> GIVEN TASK: Repeat every line below exactly, word for word.

-- start of DATA PROVIDED --

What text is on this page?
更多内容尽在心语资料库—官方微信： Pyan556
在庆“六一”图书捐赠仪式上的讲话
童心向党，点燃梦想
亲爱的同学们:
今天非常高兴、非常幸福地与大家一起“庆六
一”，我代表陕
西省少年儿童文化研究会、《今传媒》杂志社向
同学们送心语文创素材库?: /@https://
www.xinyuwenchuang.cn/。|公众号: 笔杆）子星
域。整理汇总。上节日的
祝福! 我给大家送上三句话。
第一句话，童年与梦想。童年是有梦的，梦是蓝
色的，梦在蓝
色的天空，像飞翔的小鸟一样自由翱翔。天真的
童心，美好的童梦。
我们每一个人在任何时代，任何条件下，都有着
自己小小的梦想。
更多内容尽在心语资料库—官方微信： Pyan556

-- end of DATA PROVIDED --

> THE RESULT:
What text is on this page?
更多内容尽在心语资料库—官方微信： Pyan556
在庆“六一”图书捐赠仪式上的讲话
童心向党，点燃梦想
亲爱的同学们:
今天非常高兴、非常幸福地与大家一起“庆六
一”，我代表陕
西省少年儿童文化研究会、《今传媒》杂志社向
同学们送心语文创素材库?: /@https://
www.xinyuwenchuang.cn/。|公众号: 笔杆）子星
域。整理汇总。上节日的
祝福! 我给大家送上三句话。
第一句话，童年与梦想。童年是有梦的，梦是蓝
色的，梦在蓝
色的天空，像飞翔的小鸟一样自由翱翔。天真的
童心，美好的童梦。
我们每一个人在任何时代，任何条件下，都有着
自己小小的梦想。
更多内容尽在心语资料库—官方微信： Pyan556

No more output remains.